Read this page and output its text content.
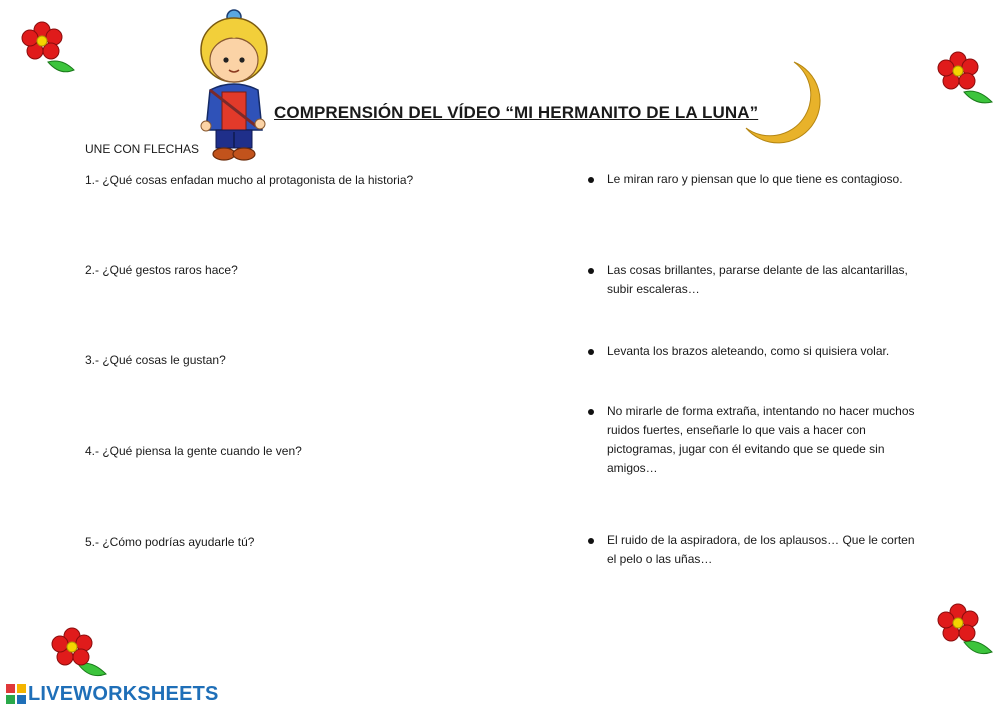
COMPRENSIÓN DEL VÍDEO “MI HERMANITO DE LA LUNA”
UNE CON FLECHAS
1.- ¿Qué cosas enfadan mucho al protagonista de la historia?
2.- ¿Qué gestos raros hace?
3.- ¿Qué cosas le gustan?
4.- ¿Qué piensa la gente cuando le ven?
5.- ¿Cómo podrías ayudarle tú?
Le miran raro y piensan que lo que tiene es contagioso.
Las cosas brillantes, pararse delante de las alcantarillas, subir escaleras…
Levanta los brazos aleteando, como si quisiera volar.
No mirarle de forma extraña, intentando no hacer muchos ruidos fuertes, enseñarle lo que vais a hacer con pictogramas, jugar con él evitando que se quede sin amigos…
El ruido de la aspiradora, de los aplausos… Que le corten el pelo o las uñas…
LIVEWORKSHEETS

--

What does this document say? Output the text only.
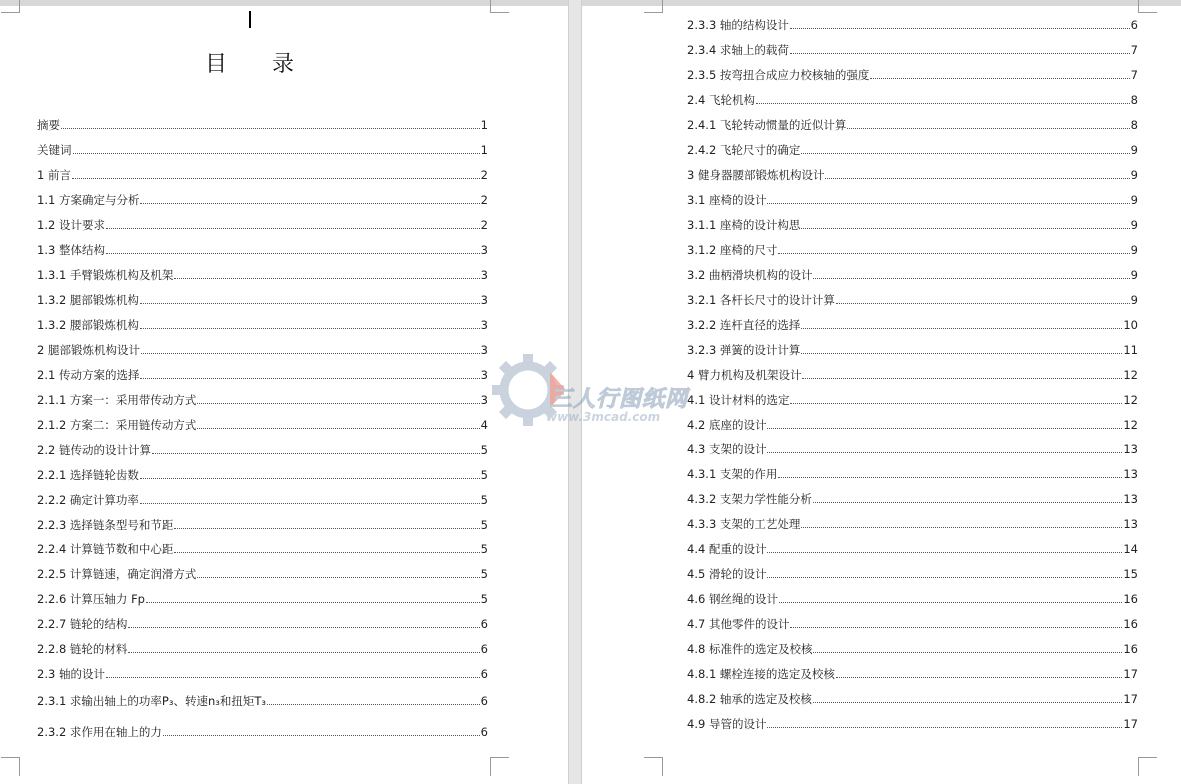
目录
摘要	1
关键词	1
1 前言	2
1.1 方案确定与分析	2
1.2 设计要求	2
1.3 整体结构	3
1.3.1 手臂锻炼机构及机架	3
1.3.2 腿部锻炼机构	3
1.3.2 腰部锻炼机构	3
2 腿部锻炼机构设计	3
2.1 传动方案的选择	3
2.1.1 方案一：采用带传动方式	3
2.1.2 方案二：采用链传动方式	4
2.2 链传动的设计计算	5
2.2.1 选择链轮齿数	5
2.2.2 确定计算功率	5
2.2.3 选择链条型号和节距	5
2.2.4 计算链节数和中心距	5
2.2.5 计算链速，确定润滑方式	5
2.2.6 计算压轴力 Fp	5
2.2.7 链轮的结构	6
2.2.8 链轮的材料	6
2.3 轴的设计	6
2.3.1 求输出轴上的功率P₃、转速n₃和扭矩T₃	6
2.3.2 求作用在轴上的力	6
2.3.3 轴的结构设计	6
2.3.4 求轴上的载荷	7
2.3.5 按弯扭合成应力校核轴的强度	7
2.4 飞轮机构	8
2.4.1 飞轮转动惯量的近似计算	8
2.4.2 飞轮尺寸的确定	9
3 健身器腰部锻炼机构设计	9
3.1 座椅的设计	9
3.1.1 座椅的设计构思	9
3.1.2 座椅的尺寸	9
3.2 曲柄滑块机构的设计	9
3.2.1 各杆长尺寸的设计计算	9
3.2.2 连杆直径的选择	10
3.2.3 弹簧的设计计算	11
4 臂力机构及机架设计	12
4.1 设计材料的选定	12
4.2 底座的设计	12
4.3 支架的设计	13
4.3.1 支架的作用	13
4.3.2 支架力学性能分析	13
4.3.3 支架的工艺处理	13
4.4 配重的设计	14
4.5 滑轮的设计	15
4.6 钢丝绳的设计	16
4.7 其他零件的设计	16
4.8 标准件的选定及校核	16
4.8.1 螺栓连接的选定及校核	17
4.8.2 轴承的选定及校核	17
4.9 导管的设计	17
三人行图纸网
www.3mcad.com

* * *

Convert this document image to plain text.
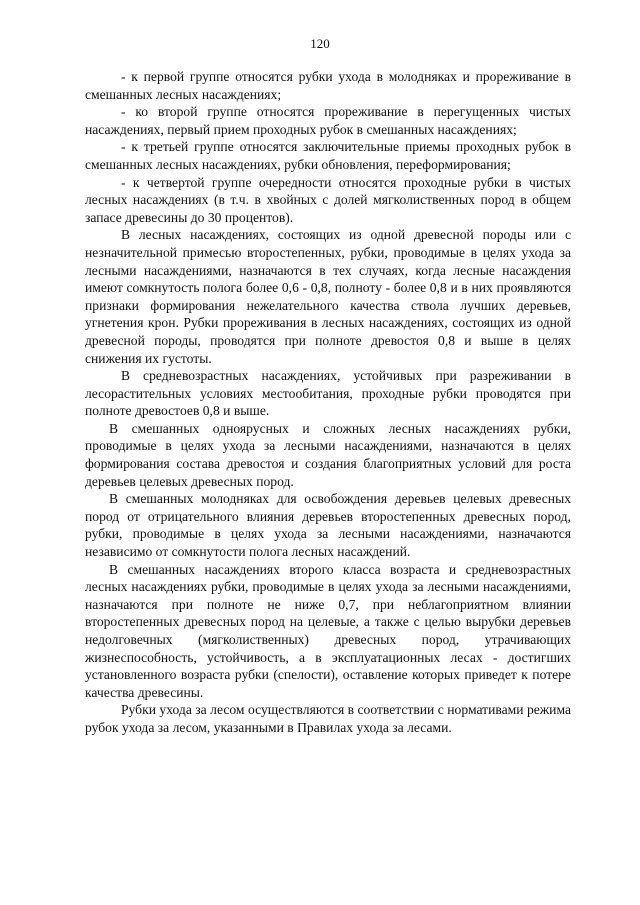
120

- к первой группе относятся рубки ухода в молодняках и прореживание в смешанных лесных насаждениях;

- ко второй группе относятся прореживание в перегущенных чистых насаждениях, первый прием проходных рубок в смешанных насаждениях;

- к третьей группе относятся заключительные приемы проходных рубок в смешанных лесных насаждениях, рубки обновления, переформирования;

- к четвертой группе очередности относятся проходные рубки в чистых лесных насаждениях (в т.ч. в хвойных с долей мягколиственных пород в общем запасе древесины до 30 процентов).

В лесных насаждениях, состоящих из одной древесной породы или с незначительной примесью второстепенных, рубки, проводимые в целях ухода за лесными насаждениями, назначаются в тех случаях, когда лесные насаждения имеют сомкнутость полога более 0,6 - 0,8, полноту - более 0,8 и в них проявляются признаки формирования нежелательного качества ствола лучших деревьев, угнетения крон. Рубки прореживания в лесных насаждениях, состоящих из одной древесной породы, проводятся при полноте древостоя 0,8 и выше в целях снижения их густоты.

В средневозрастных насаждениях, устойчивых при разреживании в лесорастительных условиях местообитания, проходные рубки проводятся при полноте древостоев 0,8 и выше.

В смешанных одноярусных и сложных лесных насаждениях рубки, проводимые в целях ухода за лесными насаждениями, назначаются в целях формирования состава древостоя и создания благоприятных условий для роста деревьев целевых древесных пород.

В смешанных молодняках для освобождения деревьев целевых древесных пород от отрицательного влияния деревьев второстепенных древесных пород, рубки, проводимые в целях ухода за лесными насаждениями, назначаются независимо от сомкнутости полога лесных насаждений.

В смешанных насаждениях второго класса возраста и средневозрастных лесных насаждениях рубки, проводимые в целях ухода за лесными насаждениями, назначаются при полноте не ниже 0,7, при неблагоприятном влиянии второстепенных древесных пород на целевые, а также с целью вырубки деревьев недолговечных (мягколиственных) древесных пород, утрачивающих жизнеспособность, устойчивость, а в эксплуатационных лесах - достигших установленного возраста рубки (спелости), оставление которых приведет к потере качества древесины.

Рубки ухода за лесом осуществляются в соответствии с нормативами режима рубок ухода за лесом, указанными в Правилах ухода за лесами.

_Written task_: Copy each line in the data that holds the word "относятся".

_Problem solution_:
- к первой группе относятся рубки ухода в молодняках и прореживание в смешанных лесных насаждениях;
- ко второй группе относятся прореживание в перегущенных чистых насаждениях, первый прием проходных рубок в смешанных насаждениях;
- к третьей группе относятся заключительные приемы проходных рубок в смешанных лесных насаждениях, рубки обновления, переформирования;
- к четвертой группе очередности относятся проходные рубки в чистых лесных насаждениях (в т.ч. в хвойных с долей мягколиственных пород в общем запасе древесины до 30 процентов).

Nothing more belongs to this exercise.